* _Problem description_
Please transcribe the data that follows without the pictures, keeping every word the same.

───── Source material

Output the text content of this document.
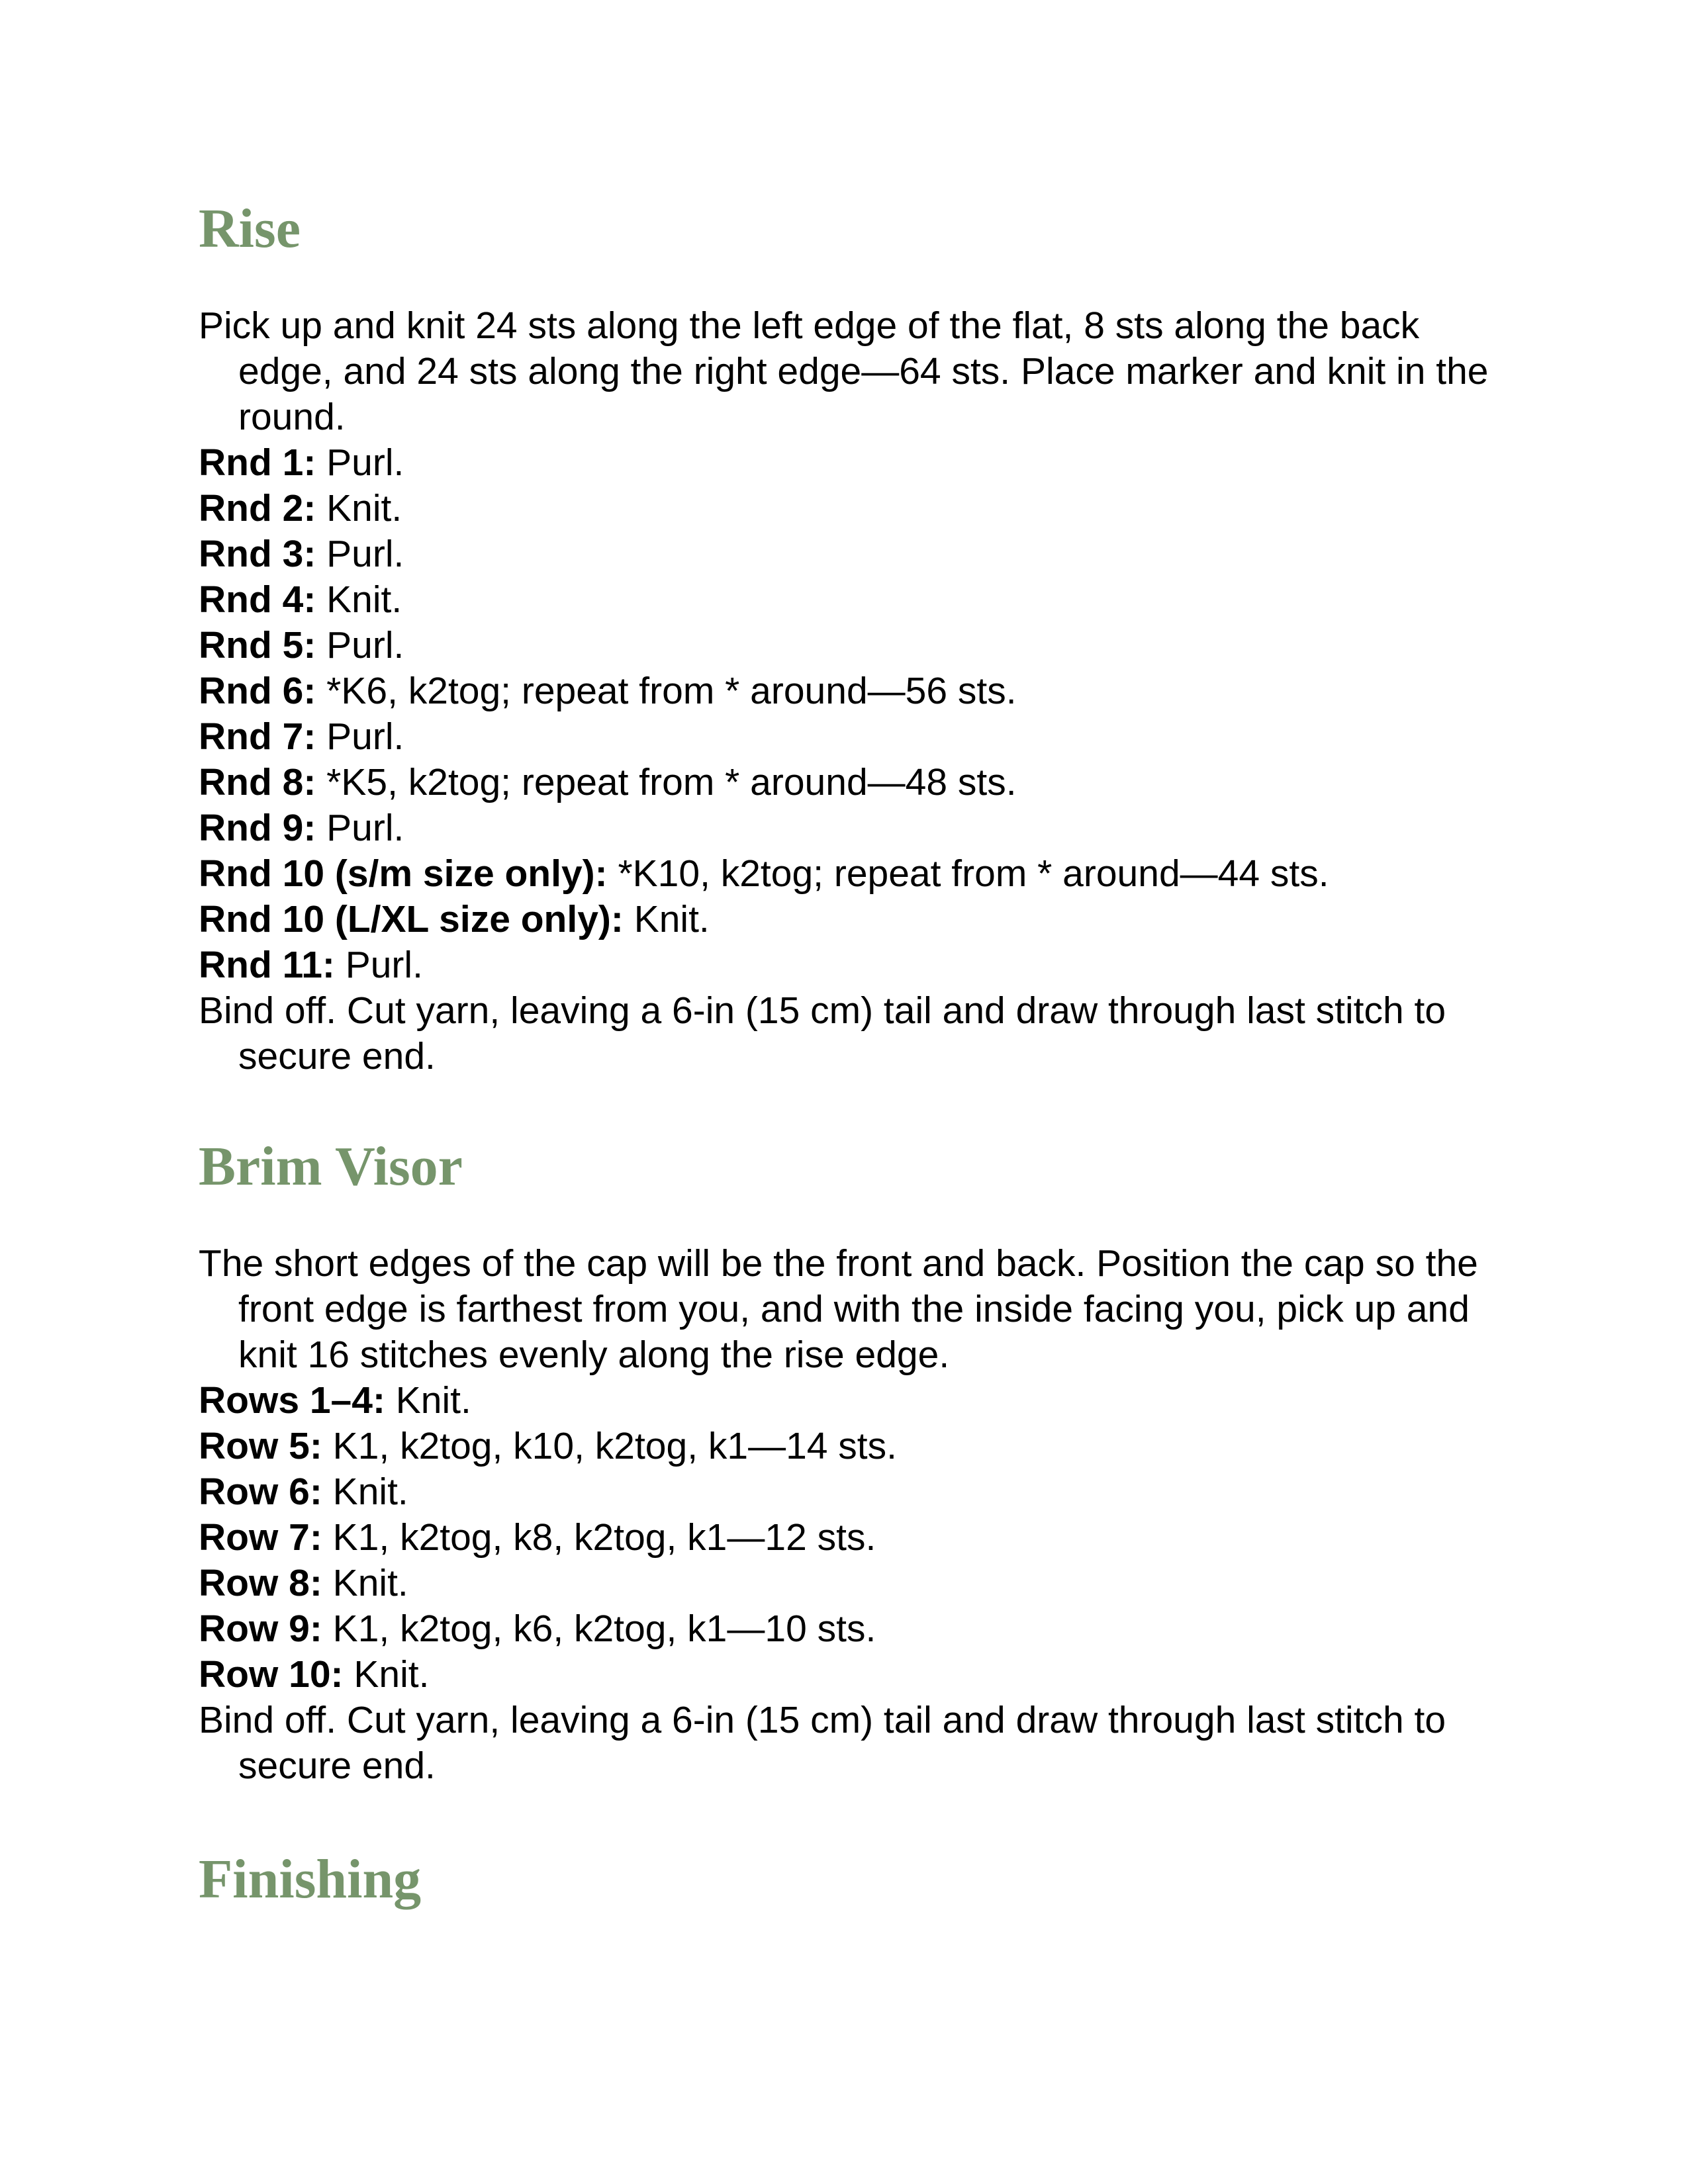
Rise

Pick up and knit 24 sts along the left edge of the flat, 8 sts along the back edge, and 24 sts along the right edge—64 sts. Place marker and knit in the round.

Rnd 1: Purl.

Rnd 2: Knit.

Rnd 3: Purl.

Rnd 4: Knit.

Rnd 5: Purl.

Rnd 6: *K6, k2tog; repeat from * around—56 sts.

Rnd 7: Purl.

Rnd 8: *K5, k2tog; repeat from * around—48 sts.

Rnd 9: Purl.

Rnd 10 (s/m size only): *K10, k2tog; repeat from * around—44 sts.

Rnd 10 (L/XL size only): Knit.

Rnd 11: Purl.

Bind off. Cut yarn, leaving a 6-in (15 cm) tail and draw through last stitch to secure end.

Brim Visor

The short edges of the cap will be the front and back. Position the cap so the front edge is farthest from you, and with the inside facing you, pick up and knit 16 stitches evenly along the rise edge.

Rows 1–4: Knit.

Row 5: K1, k2tog, k10, k2tog, k1—14 sts.

Row 6: Knit.

Row 7: K1, k2tog, k8, k2tog, k1—12 sts.

Row 8: Knit.

Row 9: K1, k2tog, k6, k2tog, k1—10 sts.

Row 10: Knit.

Bind off. Cut yarn, leaving a 6-in (15 cm) tail and draw through last stitch to secure end.

Finishing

──────────

* _Final answer_
Output the text content of this document.
Rise

Pick up and knit 24 sts along the left edge of the flat, 8 sts along the back edge, and 24 sts along the right edge—64 sts. Place marker and knit in the round.

Rnd 1: Purl.

Rnd 2: Knit.

Rnd 3: Purl.

Rnd 4: Knit.

Rnd 5: Purl.

Rnd 6: *K6, k2tog; repeat from * around—56 sts.

Rnd 7: Purl.

Rnd 8: *K5, k2tog; repeat from * around—48 sts.

Rnd 9: Purl.

Rnd 10 (s/m size only): *K10, k2tog; repeat from * around—44 sts.

Rnd 10 (L/XL size only): Knit.

Rnd 11: Purl.

Bind off. Cut yarn, leaving a 6-in (15 cm) tail and draw through last stitch to secure end.

Brim Visor

The short edges of the cap will be the front and back. Position the cap so the front edge is farthest from you, and with the inside facing you, pick up and knit 16 stitches evenly along the rise edge.

Rows 1–4: Knit.

Row 5: K1, k2tog, k10, k2tog, k1—14 sts.

Row 6: Knit.

Row 7: K1, k2tog, k8, k2tog, k1—12 sts.

Row 8: Knit.

Row 9: K1, k2tog, k6, k2tog, k1—10 sts.

Row 10: Knit.

Bind off. Cut yarn, leaving a 6-in (15 cm) tail and draw through last stitch to secure end.

Finishing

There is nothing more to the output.